** WHAT IS ASKED **
Say how many lines in the records include the string "color", adding no other words.

(A run of records)
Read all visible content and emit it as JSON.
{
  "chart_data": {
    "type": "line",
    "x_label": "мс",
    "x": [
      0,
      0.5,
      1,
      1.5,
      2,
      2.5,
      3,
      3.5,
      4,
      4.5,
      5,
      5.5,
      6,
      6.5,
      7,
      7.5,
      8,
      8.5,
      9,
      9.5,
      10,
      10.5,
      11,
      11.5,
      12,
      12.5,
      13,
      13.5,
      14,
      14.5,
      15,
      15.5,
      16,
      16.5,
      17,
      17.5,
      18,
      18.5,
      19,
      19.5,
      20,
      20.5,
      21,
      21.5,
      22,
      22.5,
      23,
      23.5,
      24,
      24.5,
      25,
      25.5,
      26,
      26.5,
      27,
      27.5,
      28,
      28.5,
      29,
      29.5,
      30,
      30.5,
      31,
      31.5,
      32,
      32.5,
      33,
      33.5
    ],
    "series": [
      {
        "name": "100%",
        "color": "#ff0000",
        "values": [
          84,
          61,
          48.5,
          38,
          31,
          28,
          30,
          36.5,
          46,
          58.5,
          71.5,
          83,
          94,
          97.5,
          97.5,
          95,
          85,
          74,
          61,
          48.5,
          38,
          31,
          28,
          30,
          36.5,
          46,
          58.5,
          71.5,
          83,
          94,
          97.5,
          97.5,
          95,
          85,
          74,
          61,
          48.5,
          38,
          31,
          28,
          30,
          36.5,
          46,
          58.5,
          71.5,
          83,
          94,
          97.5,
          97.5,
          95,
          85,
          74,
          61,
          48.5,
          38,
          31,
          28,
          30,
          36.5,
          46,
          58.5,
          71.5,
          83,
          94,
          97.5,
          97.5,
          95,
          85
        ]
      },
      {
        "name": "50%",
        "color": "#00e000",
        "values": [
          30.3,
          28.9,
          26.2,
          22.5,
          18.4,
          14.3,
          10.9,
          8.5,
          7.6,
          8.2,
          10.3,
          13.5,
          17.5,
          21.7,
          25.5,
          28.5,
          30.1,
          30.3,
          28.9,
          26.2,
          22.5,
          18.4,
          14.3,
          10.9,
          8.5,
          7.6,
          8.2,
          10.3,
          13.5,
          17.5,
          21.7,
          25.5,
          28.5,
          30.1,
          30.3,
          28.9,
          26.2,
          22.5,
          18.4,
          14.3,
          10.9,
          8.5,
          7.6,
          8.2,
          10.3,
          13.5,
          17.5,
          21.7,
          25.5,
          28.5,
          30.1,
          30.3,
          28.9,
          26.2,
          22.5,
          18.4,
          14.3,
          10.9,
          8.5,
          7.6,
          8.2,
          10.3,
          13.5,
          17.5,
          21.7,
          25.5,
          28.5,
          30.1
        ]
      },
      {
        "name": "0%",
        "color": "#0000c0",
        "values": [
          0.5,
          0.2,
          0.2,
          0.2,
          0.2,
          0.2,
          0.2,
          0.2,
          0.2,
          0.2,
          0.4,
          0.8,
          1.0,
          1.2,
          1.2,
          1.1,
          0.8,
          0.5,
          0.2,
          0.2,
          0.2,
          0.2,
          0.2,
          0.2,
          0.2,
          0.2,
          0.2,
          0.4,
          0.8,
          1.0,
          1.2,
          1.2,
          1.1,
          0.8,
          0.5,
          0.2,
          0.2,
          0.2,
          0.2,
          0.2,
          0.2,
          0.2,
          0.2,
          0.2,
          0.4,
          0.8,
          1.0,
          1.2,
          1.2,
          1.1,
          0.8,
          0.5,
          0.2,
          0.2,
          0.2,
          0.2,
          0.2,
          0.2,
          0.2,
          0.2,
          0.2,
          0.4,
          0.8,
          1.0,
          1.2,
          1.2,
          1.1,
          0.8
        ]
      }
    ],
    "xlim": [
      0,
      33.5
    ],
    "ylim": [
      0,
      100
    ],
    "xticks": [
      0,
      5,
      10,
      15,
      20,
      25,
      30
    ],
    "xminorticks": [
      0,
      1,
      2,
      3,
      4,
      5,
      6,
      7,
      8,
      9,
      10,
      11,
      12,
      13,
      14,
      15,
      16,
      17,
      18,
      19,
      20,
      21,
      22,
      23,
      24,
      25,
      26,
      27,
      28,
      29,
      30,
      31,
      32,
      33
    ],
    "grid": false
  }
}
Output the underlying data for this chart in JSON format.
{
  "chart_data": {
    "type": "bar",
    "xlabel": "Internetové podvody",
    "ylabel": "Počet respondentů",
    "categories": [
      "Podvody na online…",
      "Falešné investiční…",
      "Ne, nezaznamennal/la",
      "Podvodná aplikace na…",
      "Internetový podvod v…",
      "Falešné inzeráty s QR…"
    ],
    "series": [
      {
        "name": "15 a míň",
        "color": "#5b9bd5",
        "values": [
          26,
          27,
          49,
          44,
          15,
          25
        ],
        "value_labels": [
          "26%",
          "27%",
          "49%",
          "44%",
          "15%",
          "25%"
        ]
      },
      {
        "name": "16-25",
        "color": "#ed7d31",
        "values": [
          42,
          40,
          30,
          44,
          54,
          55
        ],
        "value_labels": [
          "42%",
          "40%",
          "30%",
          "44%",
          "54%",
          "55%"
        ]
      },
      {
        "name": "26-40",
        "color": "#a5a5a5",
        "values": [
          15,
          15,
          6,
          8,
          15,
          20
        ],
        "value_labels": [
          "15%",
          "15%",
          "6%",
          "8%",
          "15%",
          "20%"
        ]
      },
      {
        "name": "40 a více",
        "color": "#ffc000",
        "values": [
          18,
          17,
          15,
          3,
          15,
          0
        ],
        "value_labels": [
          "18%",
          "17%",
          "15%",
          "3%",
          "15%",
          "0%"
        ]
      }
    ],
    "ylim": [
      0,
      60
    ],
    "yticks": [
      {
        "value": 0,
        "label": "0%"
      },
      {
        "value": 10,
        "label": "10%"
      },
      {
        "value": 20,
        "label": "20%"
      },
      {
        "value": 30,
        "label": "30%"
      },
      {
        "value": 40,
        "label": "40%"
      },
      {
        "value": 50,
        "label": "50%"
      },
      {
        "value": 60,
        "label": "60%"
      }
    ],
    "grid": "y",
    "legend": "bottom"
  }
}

** THE REPLY **
7